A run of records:
__________________________________________________

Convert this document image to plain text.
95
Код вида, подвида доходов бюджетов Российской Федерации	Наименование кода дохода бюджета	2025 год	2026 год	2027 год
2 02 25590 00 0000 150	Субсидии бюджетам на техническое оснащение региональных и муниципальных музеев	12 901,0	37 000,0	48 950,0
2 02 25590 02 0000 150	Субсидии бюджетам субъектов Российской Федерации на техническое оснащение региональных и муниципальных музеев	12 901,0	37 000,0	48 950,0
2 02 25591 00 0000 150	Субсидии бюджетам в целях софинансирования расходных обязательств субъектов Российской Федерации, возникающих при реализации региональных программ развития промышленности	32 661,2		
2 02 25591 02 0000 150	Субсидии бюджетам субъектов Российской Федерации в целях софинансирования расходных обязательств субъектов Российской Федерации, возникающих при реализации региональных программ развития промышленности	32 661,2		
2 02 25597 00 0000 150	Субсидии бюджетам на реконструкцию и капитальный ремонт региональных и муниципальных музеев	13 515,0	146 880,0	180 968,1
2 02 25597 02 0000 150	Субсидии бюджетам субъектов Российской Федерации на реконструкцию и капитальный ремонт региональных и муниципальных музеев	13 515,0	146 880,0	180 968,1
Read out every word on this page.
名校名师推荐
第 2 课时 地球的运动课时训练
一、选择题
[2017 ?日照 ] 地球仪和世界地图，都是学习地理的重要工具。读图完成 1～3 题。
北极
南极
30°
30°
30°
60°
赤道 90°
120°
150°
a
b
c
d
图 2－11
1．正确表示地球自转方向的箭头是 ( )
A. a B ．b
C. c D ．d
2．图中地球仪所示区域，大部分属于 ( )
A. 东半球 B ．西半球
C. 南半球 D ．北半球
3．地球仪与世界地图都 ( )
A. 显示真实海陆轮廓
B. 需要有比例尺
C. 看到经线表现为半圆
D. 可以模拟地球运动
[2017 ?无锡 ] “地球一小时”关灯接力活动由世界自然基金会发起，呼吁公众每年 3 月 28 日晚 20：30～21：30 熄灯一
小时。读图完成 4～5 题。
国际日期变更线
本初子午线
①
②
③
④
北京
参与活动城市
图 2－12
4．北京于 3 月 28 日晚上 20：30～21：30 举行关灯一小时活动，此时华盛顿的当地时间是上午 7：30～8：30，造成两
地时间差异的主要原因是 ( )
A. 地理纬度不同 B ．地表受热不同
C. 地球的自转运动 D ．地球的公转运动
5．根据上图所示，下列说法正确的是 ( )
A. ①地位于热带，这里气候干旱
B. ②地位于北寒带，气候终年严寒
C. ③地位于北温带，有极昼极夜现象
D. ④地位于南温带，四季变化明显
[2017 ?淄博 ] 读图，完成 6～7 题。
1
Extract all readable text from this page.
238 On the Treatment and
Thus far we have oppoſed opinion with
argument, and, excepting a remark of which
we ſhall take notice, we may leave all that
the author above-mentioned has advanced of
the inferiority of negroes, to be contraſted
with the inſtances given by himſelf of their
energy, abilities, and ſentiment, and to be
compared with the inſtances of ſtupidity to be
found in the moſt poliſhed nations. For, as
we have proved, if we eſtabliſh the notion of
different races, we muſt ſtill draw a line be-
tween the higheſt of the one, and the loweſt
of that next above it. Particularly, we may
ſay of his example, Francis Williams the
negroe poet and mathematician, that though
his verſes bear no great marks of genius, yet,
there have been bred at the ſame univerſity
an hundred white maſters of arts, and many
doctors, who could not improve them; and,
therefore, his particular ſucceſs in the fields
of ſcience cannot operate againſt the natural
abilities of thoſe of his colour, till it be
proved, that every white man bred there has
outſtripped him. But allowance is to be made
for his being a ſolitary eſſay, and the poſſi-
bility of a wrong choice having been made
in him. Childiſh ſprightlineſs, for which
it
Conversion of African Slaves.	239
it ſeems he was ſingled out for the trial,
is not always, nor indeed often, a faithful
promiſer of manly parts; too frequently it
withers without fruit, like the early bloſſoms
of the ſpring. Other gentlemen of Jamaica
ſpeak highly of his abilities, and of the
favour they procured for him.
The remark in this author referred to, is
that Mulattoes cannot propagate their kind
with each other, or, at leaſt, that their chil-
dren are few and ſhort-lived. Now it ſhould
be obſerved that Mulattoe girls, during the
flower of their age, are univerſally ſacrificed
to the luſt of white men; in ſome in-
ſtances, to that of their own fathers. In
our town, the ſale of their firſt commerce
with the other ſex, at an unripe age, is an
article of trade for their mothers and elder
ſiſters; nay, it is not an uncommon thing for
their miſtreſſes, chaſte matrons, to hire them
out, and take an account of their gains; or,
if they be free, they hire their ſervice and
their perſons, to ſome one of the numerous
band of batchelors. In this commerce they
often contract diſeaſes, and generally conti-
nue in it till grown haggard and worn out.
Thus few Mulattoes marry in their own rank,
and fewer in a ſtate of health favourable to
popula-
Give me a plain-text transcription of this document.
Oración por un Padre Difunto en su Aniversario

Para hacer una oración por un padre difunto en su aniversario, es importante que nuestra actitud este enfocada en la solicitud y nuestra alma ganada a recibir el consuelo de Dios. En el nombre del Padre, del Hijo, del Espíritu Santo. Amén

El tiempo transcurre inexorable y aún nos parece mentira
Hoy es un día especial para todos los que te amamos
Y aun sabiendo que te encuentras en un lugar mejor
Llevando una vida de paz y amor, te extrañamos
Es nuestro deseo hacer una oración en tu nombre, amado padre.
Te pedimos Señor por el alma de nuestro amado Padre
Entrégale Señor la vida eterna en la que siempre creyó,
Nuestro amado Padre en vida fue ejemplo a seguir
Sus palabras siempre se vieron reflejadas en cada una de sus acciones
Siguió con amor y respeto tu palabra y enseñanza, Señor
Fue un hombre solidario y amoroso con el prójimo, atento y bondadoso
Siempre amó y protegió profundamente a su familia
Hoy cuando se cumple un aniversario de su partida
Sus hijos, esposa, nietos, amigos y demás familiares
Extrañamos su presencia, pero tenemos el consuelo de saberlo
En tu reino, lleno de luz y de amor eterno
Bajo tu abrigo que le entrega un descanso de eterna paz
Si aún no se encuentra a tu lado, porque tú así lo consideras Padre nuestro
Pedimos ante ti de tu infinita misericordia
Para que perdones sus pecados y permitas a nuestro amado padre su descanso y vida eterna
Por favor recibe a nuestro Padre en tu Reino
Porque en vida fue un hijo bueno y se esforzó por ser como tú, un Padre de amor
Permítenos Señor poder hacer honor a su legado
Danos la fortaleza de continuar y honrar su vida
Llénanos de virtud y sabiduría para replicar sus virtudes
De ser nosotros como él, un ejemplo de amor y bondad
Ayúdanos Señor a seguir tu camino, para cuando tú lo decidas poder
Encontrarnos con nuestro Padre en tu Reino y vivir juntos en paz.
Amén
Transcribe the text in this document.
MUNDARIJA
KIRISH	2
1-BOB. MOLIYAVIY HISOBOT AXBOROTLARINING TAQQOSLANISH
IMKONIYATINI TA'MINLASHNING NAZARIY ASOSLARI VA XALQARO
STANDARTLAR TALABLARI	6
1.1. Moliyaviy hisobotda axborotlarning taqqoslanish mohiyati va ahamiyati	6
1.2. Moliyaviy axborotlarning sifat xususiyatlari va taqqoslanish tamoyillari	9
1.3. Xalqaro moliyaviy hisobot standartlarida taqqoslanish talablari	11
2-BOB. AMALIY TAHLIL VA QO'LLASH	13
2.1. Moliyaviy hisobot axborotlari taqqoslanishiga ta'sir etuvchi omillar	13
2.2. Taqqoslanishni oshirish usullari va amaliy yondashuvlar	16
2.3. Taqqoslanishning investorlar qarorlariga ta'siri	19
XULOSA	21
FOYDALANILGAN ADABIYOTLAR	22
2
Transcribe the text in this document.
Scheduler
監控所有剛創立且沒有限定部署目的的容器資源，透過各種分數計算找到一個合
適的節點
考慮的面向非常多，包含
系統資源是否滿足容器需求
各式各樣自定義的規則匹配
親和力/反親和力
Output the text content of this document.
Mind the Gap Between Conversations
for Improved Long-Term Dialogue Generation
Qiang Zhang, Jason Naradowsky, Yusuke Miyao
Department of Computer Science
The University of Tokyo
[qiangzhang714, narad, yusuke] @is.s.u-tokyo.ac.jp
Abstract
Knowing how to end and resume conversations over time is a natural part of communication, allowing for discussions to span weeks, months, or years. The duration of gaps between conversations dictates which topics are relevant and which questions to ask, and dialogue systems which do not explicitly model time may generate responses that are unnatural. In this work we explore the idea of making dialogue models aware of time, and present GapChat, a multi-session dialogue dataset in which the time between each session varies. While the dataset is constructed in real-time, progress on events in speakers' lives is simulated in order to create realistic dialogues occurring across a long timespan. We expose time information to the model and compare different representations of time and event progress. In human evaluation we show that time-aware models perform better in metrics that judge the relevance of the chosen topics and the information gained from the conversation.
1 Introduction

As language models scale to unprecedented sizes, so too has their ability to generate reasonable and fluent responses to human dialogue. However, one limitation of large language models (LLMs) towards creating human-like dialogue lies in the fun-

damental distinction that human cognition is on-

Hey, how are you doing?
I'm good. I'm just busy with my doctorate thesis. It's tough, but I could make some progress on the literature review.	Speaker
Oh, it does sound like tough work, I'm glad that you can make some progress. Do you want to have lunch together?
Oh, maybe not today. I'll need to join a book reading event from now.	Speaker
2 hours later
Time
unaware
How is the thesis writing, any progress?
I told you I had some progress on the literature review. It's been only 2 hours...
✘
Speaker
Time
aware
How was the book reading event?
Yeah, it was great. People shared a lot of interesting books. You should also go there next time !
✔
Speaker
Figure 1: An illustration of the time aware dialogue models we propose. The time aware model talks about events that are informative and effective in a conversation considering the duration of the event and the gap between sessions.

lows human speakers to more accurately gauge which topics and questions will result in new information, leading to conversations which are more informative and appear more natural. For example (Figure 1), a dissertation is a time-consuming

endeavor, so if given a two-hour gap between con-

__________________________________________________

**Problem to solve**
Scan the listing above for the word "возникающих" and copy every line that holds it.

**Answer in full**
2 02 25591 00 0000 150	Субсидии бюджетам в целях софинансирования расходных обязательств субъектов Российской Федерации, возникающих при реализации региональных программ развития промышленности	32 661,2		
2 02 25591 02 0000 150	Субсидии бюджетам субъектов Российской Федерации в целях софинансирования расходных обязательств субъектов Российской Федерации, возникающих при реализации региональных программ развития промышленности	32 661,2		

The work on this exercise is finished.